───── Extracted entries ─────
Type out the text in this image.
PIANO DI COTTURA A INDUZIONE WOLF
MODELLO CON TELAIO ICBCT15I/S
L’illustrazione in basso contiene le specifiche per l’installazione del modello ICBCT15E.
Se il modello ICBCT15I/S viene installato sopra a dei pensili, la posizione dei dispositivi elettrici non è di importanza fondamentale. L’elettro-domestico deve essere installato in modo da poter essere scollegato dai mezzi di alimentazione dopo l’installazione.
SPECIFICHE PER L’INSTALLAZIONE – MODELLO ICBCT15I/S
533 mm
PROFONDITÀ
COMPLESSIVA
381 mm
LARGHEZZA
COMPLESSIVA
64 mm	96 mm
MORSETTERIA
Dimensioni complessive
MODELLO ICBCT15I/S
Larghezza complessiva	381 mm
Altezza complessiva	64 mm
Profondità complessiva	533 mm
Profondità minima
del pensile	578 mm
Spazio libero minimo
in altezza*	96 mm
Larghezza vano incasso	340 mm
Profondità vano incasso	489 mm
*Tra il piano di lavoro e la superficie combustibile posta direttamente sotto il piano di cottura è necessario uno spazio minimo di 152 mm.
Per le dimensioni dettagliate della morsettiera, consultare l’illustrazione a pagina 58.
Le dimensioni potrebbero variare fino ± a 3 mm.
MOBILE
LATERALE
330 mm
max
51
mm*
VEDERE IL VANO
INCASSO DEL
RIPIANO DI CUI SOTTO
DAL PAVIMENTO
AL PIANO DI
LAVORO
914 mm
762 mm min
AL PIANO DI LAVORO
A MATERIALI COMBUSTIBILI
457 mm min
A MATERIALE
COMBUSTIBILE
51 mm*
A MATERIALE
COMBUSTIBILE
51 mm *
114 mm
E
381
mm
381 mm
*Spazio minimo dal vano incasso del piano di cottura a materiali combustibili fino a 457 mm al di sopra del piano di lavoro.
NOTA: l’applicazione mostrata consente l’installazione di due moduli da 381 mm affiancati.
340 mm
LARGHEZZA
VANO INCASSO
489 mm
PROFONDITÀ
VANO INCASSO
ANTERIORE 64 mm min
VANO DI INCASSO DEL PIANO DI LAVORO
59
─────
■ **Given request**:
Return the material in full, exactly as shown.

■ **Result of the task**:
Type out the text in this image.
PIANO DI COTTURA A INDUZIONE WOLF
MODELLO CON TELAIO ICBCT15I/S
L’illustrazione in basso contiene le specifiche per l’installazione del modello ICBCT15E.
Se il modello ICBCT15I/S viene installato sopra a dei pensili, la posizione dei dispositivi elettrici non è di importanza fondamentale. L’elettro-domestico deve essere installato in modo da poter essere scollegato dai mezzi di alimentazione dopo l’installazione.
SPECIFICHE PER L’INSTALLAZIONE – MODELLO ICBCT15I/S
533 mm
PROFONDITÀ
COMPLESSIVA
381 mm
LARGHEZZA
COMPLESSIVA
64 mm	96 mm
MORSETTERIA
Dimensioni complessive
MODELLO ICBCT15I/S
Larghezza complessiva	381 mm
Altezza complessiva	64 mm
Profondità complessiva	533 mm
Profondità minima
del pensile	578 mm
Spazio libero minimo
in altezza*	96 mm
Larghezza vano incasso	340 mm
Profondità vano incasso	489 mm
*Tra il piano di lavoro e la superficie combustibile posta direttamente sotto il piano di cottura è necessario uno spazio minimo di 152 mm.
Per le dimensioni dettagliate della morsettiera, consultare l’illustrazione a pagina 58.
Le dimensioni potrebbero variare fino ± a 3 mm.
MOBILE
LATERALE
330 mm
max
51
mm*
VEDERE IL VANO
INCASSO DEL
RIPIANO DI CUI SOTTO
DAL PAVIMENTO
AL PIANO DI
LAVORO
914 mm
762 mm min
AL PIANO DI LAVORO
A MATERIALI COMBUSTIBILI
457 mm min
A MATERIALE
COMBUSTIBILE
51 mm*
A MATERIALE
COMBUSTIBILE
51 mm *
114 mm
E
381
mm
381 mm
*Spazio minimo dal vano incasso del piano di cottura a materiali combustibili fino a 457 mm al di sopra del piano di lavoro.
NOTA: l’applicazione mostrata consente l’installazione di due moduli da 381 mm affiancati.
340 mm
LARGHEZZA
VANO INCASSO
489 mm
PROFONDITÀ
VANO INCASSO
ANTERIORE 64 mm min
VANO DI INCASSO DEL PIANO DI LAVORO
59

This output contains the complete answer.